Return the records that follow, matching each one exactly.

--- Exercise inputs ---

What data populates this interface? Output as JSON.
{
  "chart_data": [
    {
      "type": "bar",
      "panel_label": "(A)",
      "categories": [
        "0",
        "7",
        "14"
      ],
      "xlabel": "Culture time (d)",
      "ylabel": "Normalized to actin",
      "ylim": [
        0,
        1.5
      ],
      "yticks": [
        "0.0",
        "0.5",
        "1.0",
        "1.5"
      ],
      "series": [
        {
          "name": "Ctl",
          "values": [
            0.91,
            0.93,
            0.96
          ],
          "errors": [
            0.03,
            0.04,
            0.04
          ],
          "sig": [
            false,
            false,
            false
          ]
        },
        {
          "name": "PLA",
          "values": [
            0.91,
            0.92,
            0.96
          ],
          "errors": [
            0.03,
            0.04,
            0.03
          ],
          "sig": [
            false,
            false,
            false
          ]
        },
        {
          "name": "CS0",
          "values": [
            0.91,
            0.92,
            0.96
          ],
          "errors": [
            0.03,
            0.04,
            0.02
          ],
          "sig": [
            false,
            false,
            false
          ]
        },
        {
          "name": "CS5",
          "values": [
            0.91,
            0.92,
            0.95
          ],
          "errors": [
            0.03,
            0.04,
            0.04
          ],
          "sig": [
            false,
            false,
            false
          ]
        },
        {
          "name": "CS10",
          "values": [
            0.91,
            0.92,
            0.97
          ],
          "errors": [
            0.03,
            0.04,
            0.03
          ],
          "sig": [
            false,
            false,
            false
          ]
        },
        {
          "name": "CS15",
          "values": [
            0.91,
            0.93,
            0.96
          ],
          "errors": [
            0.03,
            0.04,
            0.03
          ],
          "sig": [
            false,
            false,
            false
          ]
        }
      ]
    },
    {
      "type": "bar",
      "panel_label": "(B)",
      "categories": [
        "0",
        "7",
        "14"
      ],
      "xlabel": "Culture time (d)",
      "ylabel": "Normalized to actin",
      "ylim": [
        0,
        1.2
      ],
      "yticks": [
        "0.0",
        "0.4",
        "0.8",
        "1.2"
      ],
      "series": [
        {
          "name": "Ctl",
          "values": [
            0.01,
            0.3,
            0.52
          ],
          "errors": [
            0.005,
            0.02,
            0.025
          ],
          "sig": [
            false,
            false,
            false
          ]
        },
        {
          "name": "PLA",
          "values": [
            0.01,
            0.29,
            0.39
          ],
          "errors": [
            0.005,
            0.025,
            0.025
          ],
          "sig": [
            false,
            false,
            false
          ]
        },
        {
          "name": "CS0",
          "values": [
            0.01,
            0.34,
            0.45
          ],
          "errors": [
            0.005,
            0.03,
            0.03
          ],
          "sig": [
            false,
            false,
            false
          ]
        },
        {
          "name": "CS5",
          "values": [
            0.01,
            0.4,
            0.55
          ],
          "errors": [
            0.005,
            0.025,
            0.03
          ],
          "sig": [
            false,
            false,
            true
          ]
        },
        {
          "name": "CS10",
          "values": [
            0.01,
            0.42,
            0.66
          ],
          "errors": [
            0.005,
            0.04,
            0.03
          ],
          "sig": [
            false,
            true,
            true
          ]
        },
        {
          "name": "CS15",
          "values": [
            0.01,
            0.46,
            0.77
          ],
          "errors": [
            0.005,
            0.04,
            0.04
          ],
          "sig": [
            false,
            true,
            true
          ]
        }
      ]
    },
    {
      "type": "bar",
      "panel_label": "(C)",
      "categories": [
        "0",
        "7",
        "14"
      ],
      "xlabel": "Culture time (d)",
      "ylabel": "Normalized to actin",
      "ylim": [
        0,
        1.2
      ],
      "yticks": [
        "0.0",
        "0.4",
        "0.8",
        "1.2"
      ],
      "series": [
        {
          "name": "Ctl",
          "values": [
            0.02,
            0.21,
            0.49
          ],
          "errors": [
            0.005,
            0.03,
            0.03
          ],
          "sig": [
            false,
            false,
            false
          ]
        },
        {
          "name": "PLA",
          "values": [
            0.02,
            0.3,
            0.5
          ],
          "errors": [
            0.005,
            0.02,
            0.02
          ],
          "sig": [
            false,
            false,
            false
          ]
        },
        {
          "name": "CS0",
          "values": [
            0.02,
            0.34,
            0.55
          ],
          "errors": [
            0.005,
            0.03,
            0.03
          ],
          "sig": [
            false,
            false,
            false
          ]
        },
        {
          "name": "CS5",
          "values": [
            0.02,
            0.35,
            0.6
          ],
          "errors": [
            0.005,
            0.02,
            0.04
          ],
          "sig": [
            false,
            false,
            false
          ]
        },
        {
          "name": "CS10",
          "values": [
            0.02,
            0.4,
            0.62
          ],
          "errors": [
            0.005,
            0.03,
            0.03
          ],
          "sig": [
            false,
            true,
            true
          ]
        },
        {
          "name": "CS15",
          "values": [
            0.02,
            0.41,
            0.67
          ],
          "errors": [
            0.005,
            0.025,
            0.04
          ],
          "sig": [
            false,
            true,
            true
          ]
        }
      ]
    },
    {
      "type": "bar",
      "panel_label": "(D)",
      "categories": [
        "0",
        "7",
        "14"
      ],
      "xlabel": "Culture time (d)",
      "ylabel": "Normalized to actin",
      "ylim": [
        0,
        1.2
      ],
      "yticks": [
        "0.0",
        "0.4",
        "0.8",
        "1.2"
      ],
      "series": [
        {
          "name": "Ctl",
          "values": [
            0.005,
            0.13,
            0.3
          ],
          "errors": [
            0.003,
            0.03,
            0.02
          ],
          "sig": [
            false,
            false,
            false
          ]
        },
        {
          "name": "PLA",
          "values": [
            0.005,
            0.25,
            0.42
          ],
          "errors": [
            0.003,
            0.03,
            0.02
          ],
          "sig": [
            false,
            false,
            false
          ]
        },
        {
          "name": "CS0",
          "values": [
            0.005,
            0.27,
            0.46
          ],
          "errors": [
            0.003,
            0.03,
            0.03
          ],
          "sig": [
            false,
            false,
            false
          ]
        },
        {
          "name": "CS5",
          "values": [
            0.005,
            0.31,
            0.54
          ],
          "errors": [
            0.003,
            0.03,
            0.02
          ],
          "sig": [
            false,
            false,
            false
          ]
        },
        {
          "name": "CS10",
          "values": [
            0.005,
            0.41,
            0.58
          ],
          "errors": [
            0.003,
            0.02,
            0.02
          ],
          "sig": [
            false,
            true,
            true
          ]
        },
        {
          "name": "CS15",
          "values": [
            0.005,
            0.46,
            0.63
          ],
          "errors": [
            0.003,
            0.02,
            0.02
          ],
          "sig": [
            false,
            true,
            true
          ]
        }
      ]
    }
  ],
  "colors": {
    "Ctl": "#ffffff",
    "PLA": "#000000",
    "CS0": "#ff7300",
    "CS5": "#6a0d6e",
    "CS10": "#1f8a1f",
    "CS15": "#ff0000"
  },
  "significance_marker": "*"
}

---

### [Task answer]
What data populates this interface? Output as JSON.
{
  "chart_data": [
    {
      "type": "bar",
      "panel_label": "(A)",
      "categories": [
        "0",
        "7",
        "14"
      ],
      "xlabel": "Culture time (d)",
      "ylabel": "Normalized to actin",
      "ylim": [
        0,
        1.5
      ],
      "yticks": [
        "0.0",
        "0.5",
        "1.0",
        "1.5"
      ],
      "series": [
        {
          "name": "Ctl",
          "values": [
            0.91,
            0.93,
            0.96
          ],
          "errors": [
            0.03,
            0.04,
            0.04
          ],
          "sig": [
            false,
            false,
            false
          ]
        },
        {
          "name": "PLA",
          "values": [
            0.91,
            0.92,
            0.96
          ],
          "errors": [
            0.03,
            0.04,
            0.03
          ],
          "sig": [
            false,
            false,
            false
          ]
        },
        {
          "name": "CS0",
          "values": [
            0.91,
            0.92,
            0.96
          ],
          "errors": [
            0.03,
            0.04,
            0.02
          ],
          "sig": [
            false,
            false,
            false
          ]
        },
        {
          "name": "CS5",
          "values": [
            0.91,
            0.92,
            0.95
          ],
          "errors": [
            0.03,
            0.04,
            0.04
          ],
          "sig": [
            false,
            false,
            false
          ]
        },
        {
          "name": "CS10",
          "values": [
            0.91,
            0.92,
            0.97
          ],
          "errors": [
            0.03,
            0.04,
            0.03
          ],
          "sig": [
            false,
            false,
            false
          ]
        },
        {
          "name": "CS15",
          "values": [
            0.91,
            0.93,
            0.96
          ],
          "errors": [
            0.03,
            0.04,
            0.03
          ],
          "sig": [
            false,
            false,
            false
          ]
        }
      ]
    },
    {
      "type": "bar",
      "panel_label": "(B)",
      "categories": [
        "0",
        "7",
        "14"
      ],
      "xlabel": "Culture time (d)",
      "ylabel": "Normalized to actin",
      "ylim": [
        0,
        1.2
      ],
      "yticks": [
        "0.0",
        "0.4",
        "0.8",
        "1.2"
      ],
      "series": [
        {
          "name": "Ctl",
          "values": [
            0.01,
            0.3,
            0.52
          ],
          "errors": [
            0.005,
            0.02,
            0.025
          ],
          "sig": [
            false,
            false,
            false
          ]
        },
        {
          "name": "PLA",
          "values": [
            0.01,
            0.29,
            0.39
          ],
          "errors": [
            0.005,
            0.025,
            0.025
          ],
          "sig": [
            false,
            false,
            false
          ]
        },
        {
          "name": "CS0",
          "values": [
            0.01,
            0.34,
            0.45
          ],
          "errors": [
            0.005,
            0.03,
            0.03
          ],
          "sig": [
            false,
            false,
            false
          ]
        },
        {
          "name": "CS5",
          "values": [
            0.01,
            0.4,
            0.55
          ],
          "errors": [
            0.005,
            0.025,
            0.03
          ],
          "sig": [
            false,
            false,
            true
          ]
        },
        {
          "name": "CS10",
          "values": [
            0.01,
            0.42,
            0.66
          ],
          "errors": [
            0.005,
            0.04,
            0.03
          ],
          "sig": [
            false,
            true,
            true
          ]
        },
        {
          "name": "CS15",
          "values": [
            0.01,
            0.46,
            0.77
          ],
          "errors": [
            0.005,
            0.04,
            0.04
          ],
          "sig": [
            false,
            true,
            true
          ]
        }
      ]
    },
    {
      "type": "bar",
      "panel_label": "(C)",
      "categories": [
        "0",
        "7",
        "14"
      ],
      "xlabel": "Culture time (d)",
      "ylabel": "Normalized to actin",
      "ylim": [
        0,
        1.2
      ],
      "yticks": [
        "0.0",
        "0.4",
        "0.8",
        "1.2"
      ],
      "series": [
        {
          "name": "Ctl",
          "values": [
            0.02,
            0.21,
            0.49
          ],
          "errors": [
            0.005,
            0.03,
            0.03
          ],
          "sig": [
            false,
            false,
            false
          ]
        },
        {
          "name": "PLA",
          "values": [
            0.02,
            0.3,
            0.5
          ],
          "errors": [
            0.005,
            0.02,
            0.02
          ],
          "sig": [
            false,
            false,
            false
          ]
        },
        {
          "name": "CS0",
          "values": [
            0.02,
            0.34,
            0.55
          ],
          "errors": [
            0.005,
            0.03,
            0.03
          ],
          "sig": [
            false,
            false,
            false
          ]
        },
        {
          "name": "CS5",
          "values": [
            0.02,
            0.35,
            0.6
          ],
          "errors": [
            0.005,
            0.02,
            0.04
          ],
          "sig": [
            false,
            false,
            false
          ]
        },
        {
          "name": "CS10",
          "values": [
            0.02,
            0.4,
            0.62
          ],
          "errors": [
            0.005,
            0.03,
            0.03
          ],
          "sig": [
            false,
            true,
            true
          ]
        },
        {
          "name": "CS15",
          "values": [
            0.02,
            0.41,
            0.67
          ],
          "errors": [
            0.005,
            0.025,
            0.04
          ],
          "sig": [
            false,
            true,
            true
          ]
        }
      ]
    },
    {
      "type": "bar",
      "panel_label": "(D)",
      "categories": [
        "0",
        "7",
        "14"
      ],
      "xlabel": "Culture time (d)",
      "ylabel": "Normalized to actin",
      "ylim": [
        0,
        1.2
      ],
      "yticks": [
        "0.0",
        "0.4",
        "0.8",
        "1.2"
      ],
      "series": [
        {
          "name": "Ctl",
          "values": [
            0.005,
            0.13,
            0.3
          ],
          "errors": [
            0.003,
            0.03,
            0.02
          ],
          "sig": [
            false,
            false,
            false
          ]
        },
        {
          "name": "PLA",
          "values": [
            0.005,
            0.25,
            0.42
          ],
          "errors": [
            0.003,
            0.03,
            0.02
          ],
          "sig": [
            false,
            false,
            false
          ]
        },
        {
          "name": "CS0",
          "values": [
            0.005,
            0.27,
            0.46
          ],
          "errors": [
            0.003,
            0.03,
            0.03
          ],
          "sig": [
            false,
            false,
            false
          ]
        },
        {
          "name": "CS5",
          "values": [
            0.005,
            0.31,
            0.54
          ],
          "errors": [
            0.003,
            0.03,
            0.02
          ],
          "sig": [
            false,
            false,
            false
          ]
        },
        {
          "name": "CS10",
          "values": [
            0.005,
            0.41,
            0.58
          ],
          "errors": [
            0.003,
            0.02,
            0.02
          ],
          "sig": [
            false,
            true,
            true
          ]
        },
        {
          "name": "CS15",
          "values": [
            0.005,
            0.46,
            0.63
          ],
          "errors": [
            0.003,
            0.02,
            0.02
          ],
          "sig": [
            false,
            true,
            true
          ]
        }
      ]
    }
  ],
  "colors": {
    "Ctl": "#ffffff",
    "PLA": "#000000",
    "CS0": "#ff7300",
    "CS5": "#6a0d6e",
    "CS10": "#1f8a1f",
    "CS15": "#ff0000"
  },
  "significance_marker": "*"
}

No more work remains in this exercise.